● **Job**:
Reproduce the entries exactly.

● **Records supplied**:
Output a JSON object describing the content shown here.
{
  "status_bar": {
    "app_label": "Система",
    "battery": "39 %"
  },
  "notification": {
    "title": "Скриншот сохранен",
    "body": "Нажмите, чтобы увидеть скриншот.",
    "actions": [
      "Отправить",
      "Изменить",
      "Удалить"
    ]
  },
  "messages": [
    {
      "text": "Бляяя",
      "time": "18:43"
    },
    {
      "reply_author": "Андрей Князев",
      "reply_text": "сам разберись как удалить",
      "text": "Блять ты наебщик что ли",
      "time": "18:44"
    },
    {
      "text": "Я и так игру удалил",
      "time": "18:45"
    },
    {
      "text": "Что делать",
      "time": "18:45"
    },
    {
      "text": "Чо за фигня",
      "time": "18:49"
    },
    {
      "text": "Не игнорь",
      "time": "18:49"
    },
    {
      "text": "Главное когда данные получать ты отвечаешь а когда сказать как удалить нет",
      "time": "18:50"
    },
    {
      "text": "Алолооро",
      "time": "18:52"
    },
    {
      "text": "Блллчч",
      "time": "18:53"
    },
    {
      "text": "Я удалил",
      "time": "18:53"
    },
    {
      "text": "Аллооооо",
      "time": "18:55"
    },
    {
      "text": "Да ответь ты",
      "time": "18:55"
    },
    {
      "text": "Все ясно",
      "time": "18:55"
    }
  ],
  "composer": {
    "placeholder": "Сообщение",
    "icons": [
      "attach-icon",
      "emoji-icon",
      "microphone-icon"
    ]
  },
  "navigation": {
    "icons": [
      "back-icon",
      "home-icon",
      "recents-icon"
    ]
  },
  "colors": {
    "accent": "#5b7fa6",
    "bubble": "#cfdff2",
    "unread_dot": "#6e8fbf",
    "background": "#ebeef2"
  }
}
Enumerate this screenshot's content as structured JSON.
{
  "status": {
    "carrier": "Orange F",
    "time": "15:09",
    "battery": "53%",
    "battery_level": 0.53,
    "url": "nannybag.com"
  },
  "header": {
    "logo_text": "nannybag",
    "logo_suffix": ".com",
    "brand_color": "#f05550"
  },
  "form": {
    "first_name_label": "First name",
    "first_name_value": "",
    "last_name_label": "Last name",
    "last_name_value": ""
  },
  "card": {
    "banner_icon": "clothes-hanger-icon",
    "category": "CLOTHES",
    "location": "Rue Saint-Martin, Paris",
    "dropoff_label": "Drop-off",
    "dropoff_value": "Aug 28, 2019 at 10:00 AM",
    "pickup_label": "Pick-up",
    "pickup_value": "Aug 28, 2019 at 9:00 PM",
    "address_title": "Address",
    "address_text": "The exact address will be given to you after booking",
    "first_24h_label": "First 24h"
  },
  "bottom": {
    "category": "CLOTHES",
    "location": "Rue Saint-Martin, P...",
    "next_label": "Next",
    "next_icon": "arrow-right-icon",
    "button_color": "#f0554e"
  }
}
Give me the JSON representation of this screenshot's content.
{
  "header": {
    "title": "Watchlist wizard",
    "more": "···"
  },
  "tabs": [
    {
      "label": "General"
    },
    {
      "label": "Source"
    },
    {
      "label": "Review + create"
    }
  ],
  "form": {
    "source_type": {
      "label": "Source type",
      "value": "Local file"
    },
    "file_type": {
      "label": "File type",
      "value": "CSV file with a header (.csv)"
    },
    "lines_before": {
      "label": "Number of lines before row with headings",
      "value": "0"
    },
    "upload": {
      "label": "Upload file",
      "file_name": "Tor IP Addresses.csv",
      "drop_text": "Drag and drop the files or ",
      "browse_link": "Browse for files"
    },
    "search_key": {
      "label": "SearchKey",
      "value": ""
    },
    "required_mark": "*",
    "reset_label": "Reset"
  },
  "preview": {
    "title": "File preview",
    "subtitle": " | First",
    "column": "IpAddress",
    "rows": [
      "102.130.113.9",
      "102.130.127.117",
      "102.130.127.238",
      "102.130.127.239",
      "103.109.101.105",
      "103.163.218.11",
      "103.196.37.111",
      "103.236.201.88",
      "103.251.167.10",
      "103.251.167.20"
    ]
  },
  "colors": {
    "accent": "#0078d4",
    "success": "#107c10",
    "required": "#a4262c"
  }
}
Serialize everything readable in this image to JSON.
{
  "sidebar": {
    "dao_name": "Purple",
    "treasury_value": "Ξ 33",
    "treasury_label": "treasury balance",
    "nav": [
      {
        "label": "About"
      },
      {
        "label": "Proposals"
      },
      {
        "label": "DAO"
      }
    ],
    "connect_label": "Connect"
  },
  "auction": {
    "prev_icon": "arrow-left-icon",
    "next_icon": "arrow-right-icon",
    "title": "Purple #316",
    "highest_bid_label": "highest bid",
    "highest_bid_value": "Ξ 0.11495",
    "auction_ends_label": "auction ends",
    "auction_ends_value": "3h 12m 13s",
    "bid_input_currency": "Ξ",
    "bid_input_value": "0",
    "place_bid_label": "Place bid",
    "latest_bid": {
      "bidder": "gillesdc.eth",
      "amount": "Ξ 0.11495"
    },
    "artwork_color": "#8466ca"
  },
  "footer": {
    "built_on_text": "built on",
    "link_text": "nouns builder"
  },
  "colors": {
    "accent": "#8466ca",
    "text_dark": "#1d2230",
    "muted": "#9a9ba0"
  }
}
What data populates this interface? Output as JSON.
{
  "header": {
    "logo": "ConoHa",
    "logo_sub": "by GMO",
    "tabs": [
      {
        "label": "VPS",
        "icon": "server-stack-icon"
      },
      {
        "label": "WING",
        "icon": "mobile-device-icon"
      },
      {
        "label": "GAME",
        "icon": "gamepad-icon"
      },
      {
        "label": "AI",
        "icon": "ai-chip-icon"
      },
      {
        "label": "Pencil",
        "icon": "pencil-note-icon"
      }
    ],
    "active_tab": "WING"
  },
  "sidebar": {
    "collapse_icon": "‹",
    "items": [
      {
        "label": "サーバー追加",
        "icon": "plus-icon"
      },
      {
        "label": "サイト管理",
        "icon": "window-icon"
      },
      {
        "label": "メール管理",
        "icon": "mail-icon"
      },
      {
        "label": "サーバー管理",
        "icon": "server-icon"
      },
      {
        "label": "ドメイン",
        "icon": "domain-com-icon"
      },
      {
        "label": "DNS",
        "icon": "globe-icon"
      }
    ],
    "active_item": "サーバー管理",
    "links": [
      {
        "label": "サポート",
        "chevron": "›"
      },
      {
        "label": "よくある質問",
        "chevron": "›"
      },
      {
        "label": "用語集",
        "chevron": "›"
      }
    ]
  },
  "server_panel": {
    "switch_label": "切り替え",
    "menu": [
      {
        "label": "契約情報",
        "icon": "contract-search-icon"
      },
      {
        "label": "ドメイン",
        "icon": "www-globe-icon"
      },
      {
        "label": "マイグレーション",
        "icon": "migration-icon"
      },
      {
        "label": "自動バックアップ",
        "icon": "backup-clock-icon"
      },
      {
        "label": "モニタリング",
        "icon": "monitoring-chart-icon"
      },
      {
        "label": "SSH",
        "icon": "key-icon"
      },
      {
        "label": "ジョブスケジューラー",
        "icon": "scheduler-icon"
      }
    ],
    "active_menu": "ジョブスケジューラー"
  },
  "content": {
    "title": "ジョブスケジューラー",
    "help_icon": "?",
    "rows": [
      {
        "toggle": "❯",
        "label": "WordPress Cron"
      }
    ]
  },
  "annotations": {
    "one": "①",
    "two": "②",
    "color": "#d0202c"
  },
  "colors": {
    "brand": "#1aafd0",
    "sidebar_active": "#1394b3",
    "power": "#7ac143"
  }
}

● **Solved exercise**:
Output a JSON object describing the content shown here.
{
  "status_bar": {
    "app_label": "Система",
    "battery": "39 %"
  },
  "notification": {
    "title": "Скриншот сохранен",
    "body": "Нажмите, чтобы увидеть скриншот.",
    "actions": [
      "Отправить",
      "Изменить",
      "Удалить"
    ]
  },
  "messages": [
    {
      "text": "Бляяя",
      "time": "18:43"
    },
    {
      "reply_author": "Андрей Князев",
      "reply_text": "сам разберись как удалить",
      "text": "Блять ты наебщик что ли",
      "time": "18:44"
    },
    {
      "text": "Я и так игру удалил",
      "time": "18:45"
    },
    {
      "text": "Что делать",
      "time": "18:45"
    },
    {
      "text": "Чо за фигня",
      "time": "18:49"
    },
    {
      "text": "Не игнорь",
      "time": "18:49"
    },
    {
      "text": "Главное когда данные получать ты отвечаешь а когда сказать как удалить нет",
      "time": "18:50"
    },
    {
      "text": "Алолооро",
      "time": "18:52"
    },
    {
      "text": "Блллчч",
      "time": "18:53"
    },
    {
      "text": "Я удалил",
      "time": "18:53"
    },
    {
      "text": "Аллооооо",
      "time": "18:55"
    },
    {
      "text": "Да ответь ты",
      "time": "18:55"
    },
    {
      "text": "Все ясно",
      "time": "18:55"
    }
  ],
  "composer": {
    "placeholder": "Сообщение",
    "icons": [
      "attach-icon",
      "emoji-icon",
      "microphone-icon"
    ]
  },
  "navigation": {
    "icons": [
      "back-icon",
      "home-icon",
      "recents-icon"
    ]
  },
  "colors": {
    "accent": "#5b7fa6",
    "bubble": "#cfdff2",
    "unread_dot": "#6e8fbf",
    "background": "#ebeef2"
  }
}
Enumerate this screenshot's content as structured JSON.
{
  "status": {
    "carrier": "Orange F",
    "time": "15:09",
    "battery": "53%",
    "battery_level": 0.53,
    "url": "nannybag.com"
  },
  "header": {
    "logo_text": "nannybag",
    "logo_suffix": ".com",
    "brand_color": "#f05550"
  },
  "form": {
    "first_name_label": "First name",
    "first_name_value": "",
    "last_name_label": "Last name",
    "last_name_value": ""
  },
  "card": {
    "banner_icon": "clothes-hanger-icon",
    "category": "CLOTHES",
    "location": "Rue Saint-Martin, Paris",
    "dropoff_label": "Drop-off",
    "dropoff_value": "Aug 28, 2019 at 10:00 AM",
    "pickup_label": "Pick-up",
    "pickup_value": "Aug 28, 2019 at 9:00 PM",
    "address_title": "Address",
    "address_text": "The exact address will be given to you after booking",
    "first_24h_label": "First 24h"
  },
  "bottom": {
    "category": "CLOTHES",
    "location": "Rue Saint-Martin, P...",
    "next_label": "Next",
    "next_icon": "arrow-right-icon",
    "button_color": "#f0554e"
  }
}
Give me the JSON representation of this screenshot's content.
{
  "header": {
    "title": "Watchlist wizard",
    "more": "···"
  },
  "tabs": [
    {
      "label": "General"
    },
    {
      "label": "Source"
    },
    {
      "label": "Review + create"
    }
  ],
  "form": {
    "source_type": {
      "label": "Source type",
      "value": "Local file"
    },
    "file_type": {
      "label": "File type",
      "value": "CSV file with a header (.csv)"
    },
    "lines_before": {
      "label": "Number of lines before row with headings",
      "value": "0"
    },
    "upload": {
      "label": "Upload file",
      "file_name": "Tor IP Addresses.csv",
      "drop_text": "Drag and drop the files or ",
      "browse_link": "Browse for files"
    },
    "search_key": {
      "label": "SearchKey",
      "value": ""
    },
    "required_mark": "*",
    "reset_label": "Reset"
  },
  "preview": {
    "title": "File preview",
    "subtitle": " | First",
    "column": "IpAddress",
    "rows": [
      "102.130.113.9",
      "102.130.127.117",
      "102.130.127.238",
      "102.130.127.239",
      "103.109.101.105",
      "103.163.218.11",
      "103.196.37.111",
      "103.236.201.88",
      "103.251.167.10",
      "103.251.167.20"
    ]
  },
  "colors": {
    "accent": "#0078d4",
    "success": "#107c10",
    "required": "#a4262c"
  }
}
Serialize everything readable in this image to JSON.
{
  "sidebar": {
    "dao_name": "Purple",
    "treasury_value": "Ξ 33",
    "treasury_label": "treasury balance",
    "nav": [
      {
        "label": "About"
      },
      {
        "label": "Proposals"
      },
      {
        "label": "DAO"
      }
    ],
    "connect_label": "Connect"
  },
  "auction": {
    "prev_icon": "arrow-left-icon",
    "next_icon": "arrow-right-icon",
    "title": "Purple #316",
    "highest_bid_label": "highest bid",
    "highest_bid_value": "Ξ 0.11495",
    "auction_ends_label": "auction ends",
    "auction_ends_value": "3h 12m 13s",
    "bid_input_currency": "Ξ",
    "bid_input_value": "0",
    "place_bid_label": "Place bid",
    "latest_bid": {
      "bidder": "gillesdc.eth",
      "amount": "Ξ 0.11495"
    },
    "artwork_color": "#8466ca"
  },
  "footer": {
    "built_on_text": "built on",
    "link_text": "nouns builder"
  },
  "colors": {
    "accent": "#8466ca",
    "text_dark": "#1d2230",
    "muted": "#9a9ba0"
  }
}
What data populates this interface? Output as JSON.
{
  "header": {
    "logo": "ConoHa",
    "logo_sub": "by GMO",
    "tabs": [
      {
        "label": "VPS",
        "icon": "server-stack-icon"
      },
      {
        "label": "WING",
        "icon": "mobile-device-icon"
      },
      {
        "label": "GAME",
        "icon": "gamepad-icon"
      },
      {
        "label": "AI",
        "icon": "ai-chip-icon"
      },
      {
        "label": "Pencil",
        "icon": "pencil-note-icon"
      }
    ],
    "active_tab": "WING"
  },
  "sidebar": {
    "collapse_icon": "‹",
    "items": [
      {
        "label": "サーバー追加",
        "icon": "plus-icon"
      },
      {
        "label": "サイト管理",
        "icon": "window-icon"
      },
      {
        "label": "メール管理",
        "icon": "mail-icon"
      },
      {
        "label": "サーバー管理",
        "icon": "server-icon"
      },
      {
        "label": "ドメイン",
        "icon": "domain-com-icon"
      },
      {
        "label": "DNS",
        "icon": "globe-icon"
      }
    ],
    "active_item": "サーバー管理",
    "links": [
      {
        "label": "サポート",
        "chevron": "›"
      },
      {
        "label": "よくある質問",
        "chevron": "›"
      },
      {
        "label": "用語集",
        "chevron": "›"
      }
    ]
  },
  "server_panel": {
    "switch_label": "切り替え",
    "menu": [
      {
        "label": "契約情報",
        "icon": "contract-search-icon"
      },
      {
        "label": "ドメイン",
        "icon": "www-globe-icon"
      },
      {
        "label": "マイグレーション",
        "icon": "migration-icon"
      },
      {
        "label": "自動バックアップ",
        "icon": "backup-clock-icon"
      },
      {
        "label": "モニタリング",
        "icon": "monitoring-chart-icon"
      },
      {
        "label": "SSH",
        "icon": "key-icon"
      },
      {
        "label": "ジョブスケジューラー",
        "icon": "scheduler-icon"
      }
    ],
    "active_menu": "ジョブスケジューラー"
  },
  "content": {
    "title": "ジョブスケジューラー",
    "help_icon": "?",
    "rows": [
      {
        "toggle": "❯",
        "label": "WordPress Cron"
      }
    ]
  },
  "annotations": {
    "one": "①",
    "two": "②",
    "color": "#d0202c"
  },
  "colors": {
    "brand": "#1aafd0",
    "sidebar_active": "#1394b3",
    "power": "#7ac143"
  }
}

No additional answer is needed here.